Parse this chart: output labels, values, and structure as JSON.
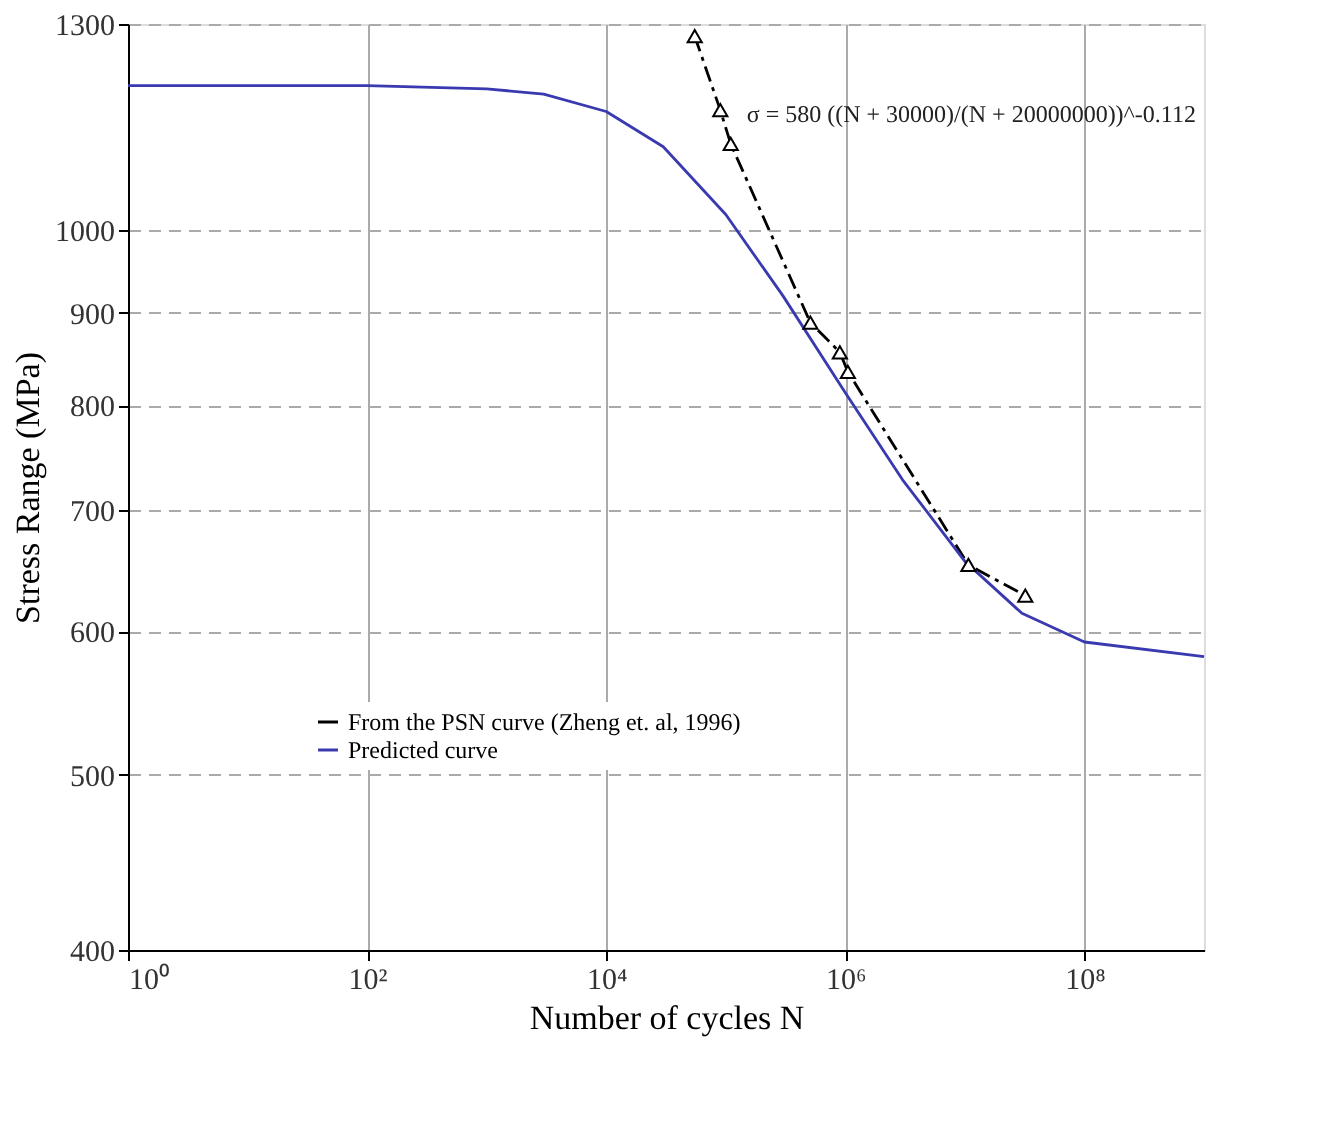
{
  "chart_data": {
    "type": "line",
    "xlabel": "Number of cycles N",
    "ylabel": "Stress Range (MPa)",
    "log": "xy",
    "grid": true,
    "legend": "bottom left",
    "xlim": [
      1,
      1000000000
    ],
    "ylim": [
      400,
      1300
    ],
    "xticks": [
      {
        "value": 1,
        "label": "10⁰"
      },
      {
        "value": 100,
        "label": "10²"
      },
      {
        "value": 10000,
        "label": "10⁴"
      },
      {
        "value": 1000000,
        "label": "10⁶"
      },
      {
        "value": 100000000,
        "label": "10⁸"
      }
    ],
    "yticks": [
      400,
      500,
      600,
      700,
      800,
      900,
      1000,
      1300
    ],
    "annotations": [
      "σ = 580 ((N + 30000)/(N + 20000000))^-0.112"
    ],
    "series": [
      {
        "name": "From the PSN curve (Zheng et. al, 1996)",
        "color": "#000000",
        "line_style": "dashed",
        "marker": "triangle",
        "x": [
          55000,
          90000,
          110000,
          510000,
          900000,
          1050000,
          10700000,
          32000000
        ],
        "values": [
          1280,
          1165,
          1116,
          889,
          856,
          835,
          653,
          628
        ]
      },
      {
        "name": "Predicted curve",
        "color": "#3a3ab0",
        "line_style": "solid",
        "marker": "none",
        "x": [
          1,
          100,
          1000,
          3000,
          10000,
          30000,
          100000,
          300000,
          1000000,
          3000000,
          10000000,
          30000000,
          100000000,
          1000000000
        ],
        "values": [
          1202,
          1202,
          1197,
          1189,
          1163,
          1112,
          1020,
          920,
          813,
          728,
          656,
          614,
          592,
          581
        ]
      }
    ]
  }
}
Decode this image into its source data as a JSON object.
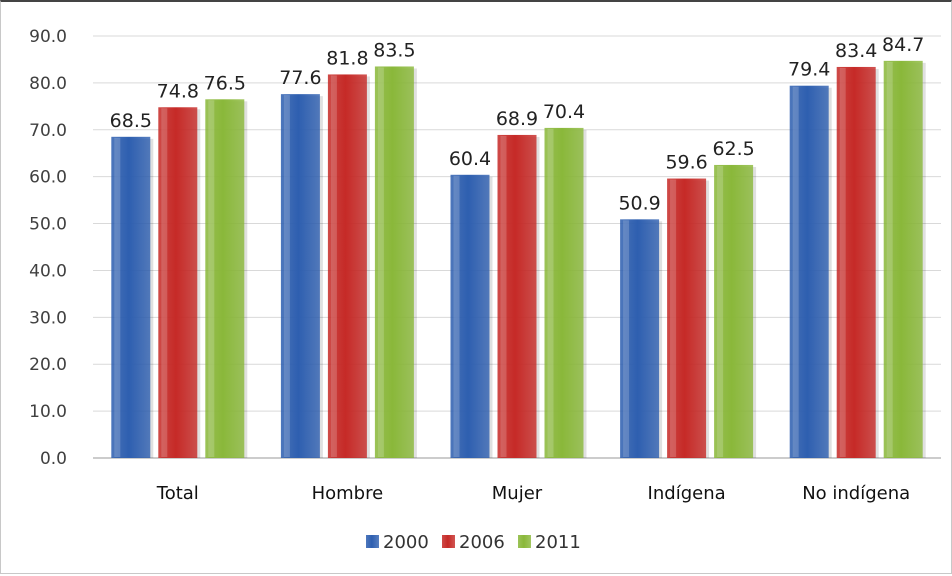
{
  "chart_data": {
    "type": "bar",
    "categories": [
      "Total",
      "Hombre",
      "Mujer",
      "Indígena",
      "No indígena"
    ],
    "series": [
      {
        "name": "2000",
        "color": "#2e5fb0",
        "values": [
          68.5,
          77.6,
          60.4,
          50.9,
          79.4
        ]
      },
      {
        "name": "2006",
        "color": "#c62a27",
        "values": [
          74.8,
          81.8,
          68.9,
          59.6,
          83.4
        ]
      },
      {
        "name": "2011",
        "color": "#8ab83a",
        "values": [
          76.5,
          83.5,
          70.4,
          62.5,
          84.7
        ]
      }
    ],
    "y_ticks": [
      "0.0",
      "10.0",
      "20.0",
      "30.0",
      "40.0",
      "50.0",
      "60.0",
      "70.0",
      "80.0",
      "90.0"
    ],
    "ylim": [
      0,
      90
    ],
    "grid": true,
    "legend_position": "bottom",
    "data_labels": true
  }
}
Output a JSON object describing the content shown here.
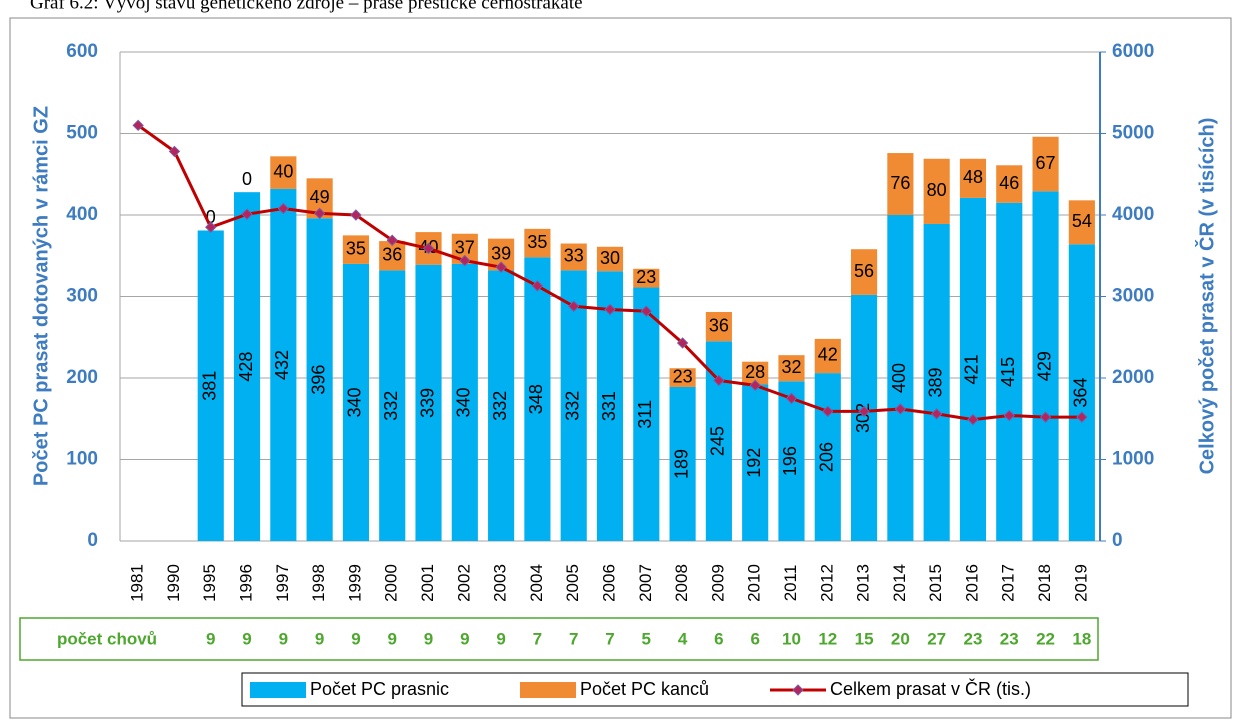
──────
* TASK TO COMPLETE *
Your task is to gather every line with the word "color" and copy it.

* RESULT OF THE EXERCISE *
        "color": "#000000",
        "color": "#3a3ab0",
        "color": "#2e5fb0",
        "color": "#c62a27",
        "color": "#8ab83a",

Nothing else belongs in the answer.